[Dataset records]
+---+

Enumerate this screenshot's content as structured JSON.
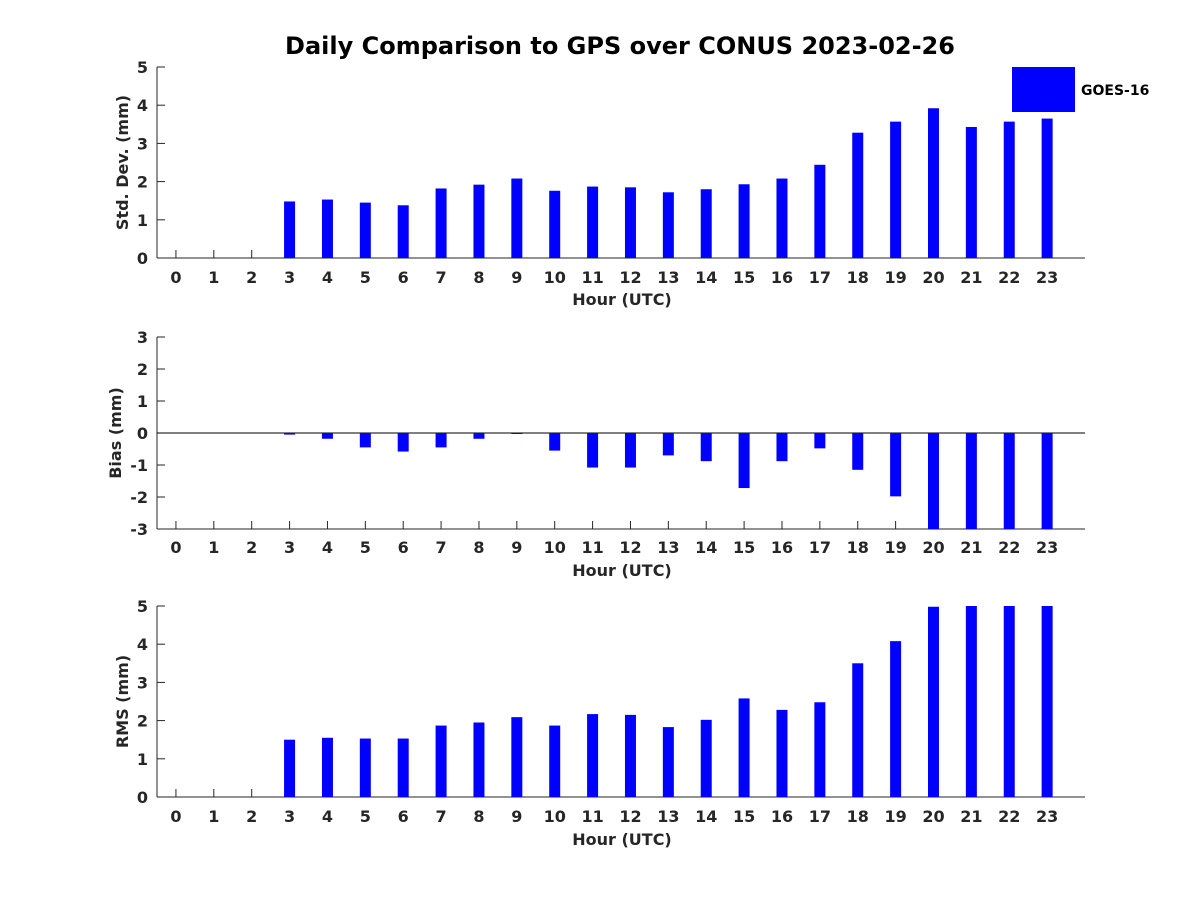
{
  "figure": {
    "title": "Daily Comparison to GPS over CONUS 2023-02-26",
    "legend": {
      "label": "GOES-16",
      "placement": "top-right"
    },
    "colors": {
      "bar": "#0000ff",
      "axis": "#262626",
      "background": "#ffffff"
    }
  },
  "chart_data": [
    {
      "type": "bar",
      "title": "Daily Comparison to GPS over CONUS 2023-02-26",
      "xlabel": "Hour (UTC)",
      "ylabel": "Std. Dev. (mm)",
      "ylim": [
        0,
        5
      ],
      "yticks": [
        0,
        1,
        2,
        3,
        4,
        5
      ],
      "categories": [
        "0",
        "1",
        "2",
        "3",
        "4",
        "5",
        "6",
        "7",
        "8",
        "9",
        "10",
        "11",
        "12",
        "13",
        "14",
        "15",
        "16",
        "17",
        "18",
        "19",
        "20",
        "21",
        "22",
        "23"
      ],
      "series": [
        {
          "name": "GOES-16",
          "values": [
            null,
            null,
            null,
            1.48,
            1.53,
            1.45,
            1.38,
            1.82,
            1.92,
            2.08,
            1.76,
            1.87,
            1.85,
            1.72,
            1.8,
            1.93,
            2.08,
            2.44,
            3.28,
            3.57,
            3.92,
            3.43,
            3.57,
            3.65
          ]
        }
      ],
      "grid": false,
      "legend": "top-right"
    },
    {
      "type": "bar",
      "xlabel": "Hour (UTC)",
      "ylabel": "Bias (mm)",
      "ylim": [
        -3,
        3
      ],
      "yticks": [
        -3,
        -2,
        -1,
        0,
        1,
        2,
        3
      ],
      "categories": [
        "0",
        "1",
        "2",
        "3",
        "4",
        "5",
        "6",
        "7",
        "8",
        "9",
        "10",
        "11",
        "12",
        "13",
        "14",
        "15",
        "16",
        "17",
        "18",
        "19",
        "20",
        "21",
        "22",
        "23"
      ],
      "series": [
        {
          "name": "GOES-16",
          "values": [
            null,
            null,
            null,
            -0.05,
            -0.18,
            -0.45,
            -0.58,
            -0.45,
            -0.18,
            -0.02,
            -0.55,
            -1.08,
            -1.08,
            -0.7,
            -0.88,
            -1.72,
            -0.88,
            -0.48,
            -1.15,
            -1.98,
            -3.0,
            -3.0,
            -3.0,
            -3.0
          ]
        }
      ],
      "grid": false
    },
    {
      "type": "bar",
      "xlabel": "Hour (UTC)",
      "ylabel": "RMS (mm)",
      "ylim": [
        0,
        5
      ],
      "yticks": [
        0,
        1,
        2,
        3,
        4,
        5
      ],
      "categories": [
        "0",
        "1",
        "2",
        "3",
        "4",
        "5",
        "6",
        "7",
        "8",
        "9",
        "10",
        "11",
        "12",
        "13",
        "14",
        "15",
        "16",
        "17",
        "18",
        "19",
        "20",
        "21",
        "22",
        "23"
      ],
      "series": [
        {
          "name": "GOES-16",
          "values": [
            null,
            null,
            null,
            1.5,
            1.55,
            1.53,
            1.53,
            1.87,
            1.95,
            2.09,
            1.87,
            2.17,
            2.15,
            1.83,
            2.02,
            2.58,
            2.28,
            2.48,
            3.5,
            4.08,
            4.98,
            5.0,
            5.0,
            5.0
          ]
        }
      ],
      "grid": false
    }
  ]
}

+---+

**Required task:** Please write out all the data again word for word, but not the pictures.

**Full output:**
Enumerate this screenshot's content as structured JSON.
{
  "figure": {
    "title": "Daily Comparison to GPS over CONUS 2023-02-26",
    "legend": {
      "label": "GOES-16",
      "placement": "top-right"
    },
    "colors": {
      "bar": "#0000ff",
      "axis": "#262626",
      "background": "#ffffff"
    }
  },
  "chart_data": [
    {
      "type": "bar",
      "title": "Daily Comparison to GPS over CONUS 2023-02-26",
      "xlabel": "Hour (UTC)",
      "ylabel": "Std. Dev. (mm)",
      "ylim": [
        0,
        5
      ],
      "yticks": [
        0,
        1,
        2,
        3,
        4,
        5
      ],
      "categories": [
        "0",
        "1",
        "2",
        "3",
        "4",
        "5",
        "6",
        "7",
        "8",
        "9",
        "10",
        "11",
        "12",
        "13",
        "14",
        "15",
        "16",
        "17",
        "18",
        "19",
        "20",
        "21",
        "22",
        "23"
      ],
      "series": [
        {
          "name": "GOES-16",
          "values": [
            null,
            null,
            null,
            1.48,
            1.53,
            1.45,
            1.38,
            1.82,
            1.92,
            2.08,
            1.76,
            1.87,
            1.85,
            1.72,
            1.8,
            1.93,
            2.08,
            2.44,
            3.28,
            3.57,
            3.92,
            3.43,
            3.57,
            3.65
          ]
        }
      ],
      "grid": false,
      "legend": "top-right"
    },
    {
      "type": "bar",
      "xlabel": "Hour (UTC)",
      "ylabel": "Bias (mm)",
      "ylim": [
        -3,
        3
      ],
      "yticks": [
        -3,
        -2,
        -1,
        0,
        1,
        2,
        3
      ],
      "categories": [
        "0",
        "1",
        "2",
        "3",
        "4",
        "5",
        "6",
        "7",
        "8",
        "9",
        "10",
        "11",
        "12",
        "13",
        "14",
        "15",
        "16",
        "17",
        "18",
        "19",
        "20",
        "21",
        "22",
        "23"
      ],
      "series": [
        {
          "name": "GOES-16",
          "values": [
            null,
            null,
            null,
            -0.05,
            -0.18,
            -0.45,
            -0.58,
            -0.45,
            -0.18,
            -0.02,
            -0.55,
            -1.08,
            -1.08,
            -0.7,
            -0.88,
            -1.72,
            -0.88,
            -0.48,
            -1.15,
            -1.98,
            -3.0,
            -3.0,
            -3.0,
            -3.0
          ]
        }
      ],
      "grid": false
    },
    {
      "type": "bar",
      "xlabel": "Hour (UTC)",
      "ylabel": "RMS (mm)",
      "ylim": [
        0,
        5
      ],
      "yticks": [
        0,
        1,
        2,
        3,
        4,
        5
      ],
      "categories": [
        "0",
        "1",
        "2",
        "3",
        "4",
        "5",
        "6",
        "7",
        "8",
        "9",
        "10",
        "11",
        "12",
        "13",
        "14",
        "15",
        "16",
        "17",
        "18",
        "19",
        "20",
        "21",
        "22",
        "23"
      ],
      "series": [
        {
          "name": "GOES-16",
          "values": [
            null,
            null,
            null,
            1.5,
            1.55,
            1.53,
            1.53,
            1.87,
            1.95,
            2.09,
            1.87,
            2.17,
            2.15,
            1.83,
            2.02,
            2.58,
            2.28,
            2.48,
            3.5,
            4.08,
            4.98,
            5.0,
            5.0,
            5.0
          ]
        }
      ],
      "grid": false
    }
  ]
}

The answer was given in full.